### EXERCISE INSTRUCTIONS
Give only the count of lines containing "separate".

--- begin EXCERPTED DATA ---

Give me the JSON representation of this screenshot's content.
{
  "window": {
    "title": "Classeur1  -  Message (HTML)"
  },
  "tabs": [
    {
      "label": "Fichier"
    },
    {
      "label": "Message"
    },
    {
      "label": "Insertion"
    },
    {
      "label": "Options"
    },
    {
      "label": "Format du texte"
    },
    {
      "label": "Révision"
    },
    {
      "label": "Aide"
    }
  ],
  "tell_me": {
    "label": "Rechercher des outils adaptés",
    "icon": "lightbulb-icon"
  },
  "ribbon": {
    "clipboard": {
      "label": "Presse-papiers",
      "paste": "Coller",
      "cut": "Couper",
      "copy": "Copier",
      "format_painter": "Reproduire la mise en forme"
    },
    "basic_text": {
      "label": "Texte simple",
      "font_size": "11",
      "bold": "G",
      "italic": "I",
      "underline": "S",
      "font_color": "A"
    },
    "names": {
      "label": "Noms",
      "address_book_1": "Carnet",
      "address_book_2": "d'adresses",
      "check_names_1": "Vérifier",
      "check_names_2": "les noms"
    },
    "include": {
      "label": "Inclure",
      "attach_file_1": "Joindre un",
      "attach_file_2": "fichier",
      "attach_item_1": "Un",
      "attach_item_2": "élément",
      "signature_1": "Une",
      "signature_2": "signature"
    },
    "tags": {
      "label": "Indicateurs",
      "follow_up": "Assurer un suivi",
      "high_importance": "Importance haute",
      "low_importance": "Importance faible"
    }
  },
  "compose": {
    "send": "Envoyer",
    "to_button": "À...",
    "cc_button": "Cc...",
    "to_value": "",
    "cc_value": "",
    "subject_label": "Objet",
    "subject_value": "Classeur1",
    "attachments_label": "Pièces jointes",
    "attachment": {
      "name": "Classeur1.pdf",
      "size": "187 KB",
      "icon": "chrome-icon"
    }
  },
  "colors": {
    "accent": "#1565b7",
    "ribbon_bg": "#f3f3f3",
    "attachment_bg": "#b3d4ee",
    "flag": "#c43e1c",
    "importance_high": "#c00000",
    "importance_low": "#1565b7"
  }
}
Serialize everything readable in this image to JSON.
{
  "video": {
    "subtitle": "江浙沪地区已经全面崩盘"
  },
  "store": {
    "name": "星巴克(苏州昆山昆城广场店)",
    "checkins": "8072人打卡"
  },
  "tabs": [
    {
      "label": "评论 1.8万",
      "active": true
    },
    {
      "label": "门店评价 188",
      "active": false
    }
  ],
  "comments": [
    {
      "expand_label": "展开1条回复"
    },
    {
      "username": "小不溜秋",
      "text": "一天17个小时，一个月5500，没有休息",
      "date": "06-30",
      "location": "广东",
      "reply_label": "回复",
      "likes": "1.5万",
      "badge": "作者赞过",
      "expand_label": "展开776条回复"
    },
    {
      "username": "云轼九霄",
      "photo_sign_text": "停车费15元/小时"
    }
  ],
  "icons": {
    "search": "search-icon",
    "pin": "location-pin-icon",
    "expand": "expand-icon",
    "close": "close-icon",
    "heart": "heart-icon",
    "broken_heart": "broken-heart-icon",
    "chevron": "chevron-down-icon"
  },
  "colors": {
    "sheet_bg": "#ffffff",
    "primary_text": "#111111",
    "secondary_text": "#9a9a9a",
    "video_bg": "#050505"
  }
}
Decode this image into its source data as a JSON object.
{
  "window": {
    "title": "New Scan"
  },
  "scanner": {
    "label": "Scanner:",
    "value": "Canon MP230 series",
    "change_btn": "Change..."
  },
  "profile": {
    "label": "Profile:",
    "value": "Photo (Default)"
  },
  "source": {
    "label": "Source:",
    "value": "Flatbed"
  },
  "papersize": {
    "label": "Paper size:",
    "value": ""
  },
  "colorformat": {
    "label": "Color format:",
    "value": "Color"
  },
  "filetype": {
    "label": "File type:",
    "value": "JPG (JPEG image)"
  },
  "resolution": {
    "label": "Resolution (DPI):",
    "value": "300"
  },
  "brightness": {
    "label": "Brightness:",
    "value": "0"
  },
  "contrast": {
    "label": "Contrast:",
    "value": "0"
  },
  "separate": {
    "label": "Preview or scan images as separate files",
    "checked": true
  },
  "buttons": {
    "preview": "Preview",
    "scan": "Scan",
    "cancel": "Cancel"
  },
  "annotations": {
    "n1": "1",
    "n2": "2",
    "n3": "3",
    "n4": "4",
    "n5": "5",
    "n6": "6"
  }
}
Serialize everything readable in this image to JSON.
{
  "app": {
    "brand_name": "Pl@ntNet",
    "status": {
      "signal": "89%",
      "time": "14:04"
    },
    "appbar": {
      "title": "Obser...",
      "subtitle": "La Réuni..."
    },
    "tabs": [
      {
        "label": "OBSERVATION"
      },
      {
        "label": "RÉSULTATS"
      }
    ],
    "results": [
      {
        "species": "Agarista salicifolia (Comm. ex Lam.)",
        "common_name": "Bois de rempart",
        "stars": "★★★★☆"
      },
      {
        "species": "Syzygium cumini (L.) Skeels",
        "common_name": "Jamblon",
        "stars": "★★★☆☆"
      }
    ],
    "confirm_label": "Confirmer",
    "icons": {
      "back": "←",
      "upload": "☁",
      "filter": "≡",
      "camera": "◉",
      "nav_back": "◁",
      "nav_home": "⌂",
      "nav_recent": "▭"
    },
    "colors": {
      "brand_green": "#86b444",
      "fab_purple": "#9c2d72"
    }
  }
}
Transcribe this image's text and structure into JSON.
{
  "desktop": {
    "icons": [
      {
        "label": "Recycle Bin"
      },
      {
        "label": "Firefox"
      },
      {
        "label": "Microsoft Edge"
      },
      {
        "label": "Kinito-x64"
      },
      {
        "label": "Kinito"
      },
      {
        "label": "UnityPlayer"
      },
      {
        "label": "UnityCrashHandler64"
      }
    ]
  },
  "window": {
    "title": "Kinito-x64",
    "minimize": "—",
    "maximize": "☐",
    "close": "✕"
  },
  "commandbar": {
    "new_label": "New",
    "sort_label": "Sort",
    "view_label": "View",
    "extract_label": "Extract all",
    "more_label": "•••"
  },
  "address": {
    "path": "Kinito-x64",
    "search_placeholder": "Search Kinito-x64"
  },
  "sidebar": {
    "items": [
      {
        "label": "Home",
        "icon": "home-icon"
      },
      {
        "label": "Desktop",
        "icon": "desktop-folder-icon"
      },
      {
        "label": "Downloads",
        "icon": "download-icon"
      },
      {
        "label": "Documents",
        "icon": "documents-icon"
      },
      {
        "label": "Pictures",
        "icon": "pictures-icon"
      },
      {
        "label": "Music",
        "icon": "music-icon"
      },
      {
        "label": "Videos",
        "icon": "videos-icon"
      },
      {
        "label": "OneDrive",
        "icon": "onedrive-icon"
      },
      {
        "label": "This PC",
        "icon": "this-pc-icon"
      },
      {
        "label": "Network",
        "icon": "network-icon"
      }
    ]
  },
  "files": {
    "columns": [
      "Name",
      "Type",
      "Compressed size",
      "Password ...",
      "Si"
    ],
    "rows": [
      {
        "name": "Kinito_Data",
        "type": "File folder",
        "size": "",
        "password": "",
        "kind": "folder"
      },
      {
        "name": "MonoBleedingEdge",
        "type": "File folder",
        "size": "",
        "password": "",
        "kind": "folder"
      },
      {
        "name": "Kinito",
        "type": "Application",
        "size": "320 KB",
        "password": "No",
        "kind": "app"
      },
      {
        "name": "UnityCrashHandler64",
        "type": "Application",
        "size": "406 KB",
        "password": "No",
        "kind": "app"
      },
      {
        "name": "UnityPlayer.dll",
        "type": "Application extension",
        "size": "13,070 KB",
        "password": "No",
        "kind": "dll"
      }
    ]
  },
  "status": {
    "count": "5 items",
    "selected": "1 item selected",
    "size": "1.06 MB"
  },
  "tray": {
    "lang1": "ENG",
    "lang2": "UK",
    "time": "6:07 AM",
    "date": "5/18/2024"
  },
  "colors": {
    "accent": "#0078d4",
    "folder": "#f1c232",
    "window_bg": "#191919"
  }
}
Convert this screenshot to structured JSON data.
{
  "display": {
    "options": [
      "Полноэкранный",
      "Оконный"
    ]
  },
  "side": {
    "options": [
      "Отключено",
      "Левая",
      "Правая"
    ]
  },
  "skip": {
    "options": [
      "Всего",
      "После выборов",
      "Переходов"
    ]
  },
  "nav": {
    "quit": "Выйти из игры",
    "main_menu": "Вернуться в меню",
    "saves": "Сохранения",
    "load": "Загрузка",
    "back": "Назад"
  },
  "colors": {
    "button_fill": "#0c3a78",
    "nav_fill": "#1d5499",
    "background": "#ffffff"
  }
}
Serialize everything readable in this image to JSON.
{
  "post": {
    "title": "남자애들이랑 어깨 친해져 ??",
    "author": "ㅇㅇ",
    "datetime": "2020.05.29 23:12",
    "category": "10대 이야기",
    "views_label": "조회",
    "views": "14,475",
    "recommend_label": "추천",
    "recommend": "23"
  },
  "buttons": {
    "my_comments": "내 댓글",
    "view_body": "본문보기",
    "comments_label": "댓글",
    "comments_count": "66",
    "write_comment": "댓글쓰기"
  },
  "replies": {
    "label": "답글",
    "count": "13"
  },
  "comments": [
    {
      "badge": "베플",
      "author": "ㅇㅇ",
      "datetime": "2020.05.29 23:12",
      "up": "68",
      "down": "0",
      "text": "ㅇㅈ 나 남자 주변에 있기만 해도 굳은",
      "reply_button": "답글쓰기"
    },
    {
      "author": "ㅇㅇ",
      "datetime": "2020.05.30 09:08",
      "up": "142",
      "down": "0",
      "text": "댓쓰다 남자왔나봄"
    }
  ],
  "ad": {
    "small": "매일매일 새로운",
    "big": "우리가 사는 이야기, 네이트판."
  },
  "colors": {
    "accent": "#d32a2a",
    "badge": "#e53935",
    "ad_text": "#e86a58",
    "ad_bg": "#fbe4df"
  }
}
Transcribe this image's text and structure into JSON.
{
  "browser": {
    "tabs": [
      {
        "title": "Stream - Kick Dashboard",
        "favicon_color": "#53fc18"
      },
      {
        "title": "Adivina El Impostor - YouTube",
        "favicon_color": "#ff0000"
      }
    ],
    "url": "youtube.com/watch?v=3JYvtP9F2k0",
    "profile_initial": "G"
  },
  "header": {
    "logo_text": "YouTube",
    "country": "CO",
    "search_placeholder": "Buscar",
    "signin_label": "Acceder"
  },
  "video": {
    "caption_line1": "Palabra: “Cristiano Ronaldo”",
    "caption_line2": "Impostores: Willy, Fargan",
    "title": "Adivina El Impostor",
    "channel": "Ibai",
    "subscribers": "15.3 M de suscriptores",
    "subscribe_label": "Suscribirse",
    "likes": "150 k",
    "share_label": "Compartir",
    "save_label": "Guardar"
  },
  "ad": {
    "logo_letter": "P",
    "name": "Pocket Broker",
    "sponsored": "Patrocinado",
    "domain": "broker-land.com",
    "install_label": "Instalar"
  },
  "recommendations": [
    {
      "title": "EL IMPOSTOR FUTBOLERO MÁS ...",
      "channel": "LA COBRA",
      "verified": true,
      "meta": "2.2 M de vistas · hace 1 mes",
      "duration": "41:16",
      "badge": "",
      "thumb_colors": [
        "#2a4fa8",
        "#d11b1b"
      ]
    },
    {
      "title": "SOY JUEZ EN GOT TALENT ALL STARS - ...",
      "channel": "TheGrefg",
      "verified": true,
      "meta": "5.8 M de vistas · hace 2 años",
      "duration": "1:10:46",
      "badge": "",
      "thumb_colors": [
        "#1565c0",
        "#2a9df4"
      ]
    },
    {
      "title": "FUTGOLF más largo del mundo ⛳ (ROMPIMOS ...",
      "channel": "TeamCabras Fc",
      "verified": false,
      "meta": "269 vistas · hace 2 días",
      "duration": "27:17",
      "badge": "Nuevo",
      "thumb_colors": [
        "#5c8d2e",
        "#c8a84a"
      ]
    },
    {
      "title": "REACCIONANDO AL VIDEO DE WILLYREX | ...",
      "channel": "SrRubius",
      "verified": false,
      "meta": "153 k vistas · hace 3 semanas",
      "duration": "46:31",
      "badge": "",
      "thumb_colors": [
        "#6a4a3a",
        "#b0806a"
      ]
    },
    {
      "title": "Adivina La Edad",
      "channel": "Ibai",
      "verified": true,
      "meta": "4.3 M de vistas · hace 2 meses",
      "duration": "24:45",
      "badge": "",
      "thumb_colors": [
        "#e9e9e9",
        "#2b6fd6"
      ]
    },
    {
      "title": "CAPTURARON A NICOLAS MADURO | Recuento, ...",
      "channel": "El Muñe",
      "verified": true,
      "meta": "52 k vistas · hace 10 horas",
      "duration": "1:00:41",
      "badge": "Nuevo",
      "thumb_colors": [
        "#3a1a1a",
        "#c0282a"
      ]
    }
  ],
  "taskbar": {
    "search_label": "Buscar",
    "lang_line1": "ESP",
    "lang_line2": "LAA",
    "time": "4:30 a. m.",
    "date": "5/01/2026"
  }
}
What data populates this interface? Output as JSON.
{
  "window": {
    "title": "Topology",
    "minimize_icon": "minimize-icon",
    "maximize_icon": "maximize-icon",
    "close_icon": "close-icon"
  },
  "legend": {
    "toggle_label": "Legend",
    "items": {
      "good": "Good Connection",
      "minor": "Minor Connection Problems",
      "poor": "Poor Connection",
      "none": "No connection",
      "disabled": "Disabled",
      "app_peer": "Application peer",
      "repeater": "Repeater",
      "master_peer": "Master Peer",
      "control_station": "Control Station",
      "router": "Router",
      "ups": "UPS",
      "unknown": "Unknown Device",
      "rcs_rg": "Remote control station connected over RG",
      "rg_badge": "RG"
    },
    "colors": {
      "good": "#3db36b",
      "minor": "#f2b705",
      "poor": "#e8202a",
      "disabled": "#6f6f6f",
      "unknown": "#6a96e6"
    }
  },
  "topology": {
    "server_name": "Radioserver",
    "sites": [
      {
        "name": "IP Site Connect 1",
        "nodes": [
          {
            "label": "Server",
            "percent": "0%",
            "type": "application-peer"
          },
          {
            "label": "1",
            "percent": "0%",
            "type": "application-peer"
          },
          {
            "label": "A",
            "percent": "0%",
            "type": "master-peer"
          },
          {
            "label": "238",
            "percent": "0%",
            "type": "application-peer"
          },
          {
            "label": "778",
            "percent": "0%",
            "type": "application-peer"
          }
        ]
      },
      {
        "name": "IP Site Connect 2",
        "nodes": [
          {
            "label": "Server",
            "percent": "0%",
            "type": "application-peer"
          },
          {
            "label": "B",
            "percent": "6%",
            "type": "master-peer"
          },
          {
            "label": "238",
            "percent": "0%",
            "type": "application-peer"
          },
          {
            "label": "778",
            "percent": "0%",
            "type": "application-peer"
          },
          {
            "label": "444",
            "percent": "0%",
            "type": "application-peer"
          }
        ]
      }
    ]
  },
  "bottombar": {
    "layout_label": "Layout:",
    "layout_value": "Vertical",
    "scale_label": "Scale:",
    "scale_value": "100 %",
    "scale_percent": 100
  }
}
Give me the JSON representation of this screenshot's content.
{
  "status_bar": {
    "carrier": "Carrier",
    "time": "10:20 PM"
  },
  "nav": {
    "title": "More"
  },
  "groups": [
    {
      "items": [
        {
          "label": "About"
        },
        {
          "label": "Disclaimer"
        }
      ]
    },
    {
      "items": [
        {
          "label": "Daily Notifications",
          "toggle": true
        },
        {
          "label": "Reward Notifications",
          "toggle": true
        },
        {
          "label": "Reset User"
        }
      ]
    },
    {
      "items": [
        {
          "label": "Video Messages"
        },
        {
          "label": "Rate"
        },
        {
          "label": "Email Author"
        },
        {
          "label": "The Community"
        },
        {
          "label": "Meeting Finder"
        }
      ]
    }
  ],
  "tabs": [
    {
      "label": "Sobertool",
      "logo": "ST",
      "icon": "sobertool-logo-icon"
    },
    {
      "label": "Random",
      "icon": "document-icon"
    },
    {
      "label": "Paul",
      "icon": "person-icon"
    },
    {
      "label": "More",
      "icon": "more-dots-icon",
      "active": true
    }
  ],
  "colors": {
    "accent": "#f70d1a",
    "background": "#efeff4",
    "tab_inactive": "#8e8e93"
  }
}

--- end EXCERPTED DATA ---

### SOLVED EXERCISE
2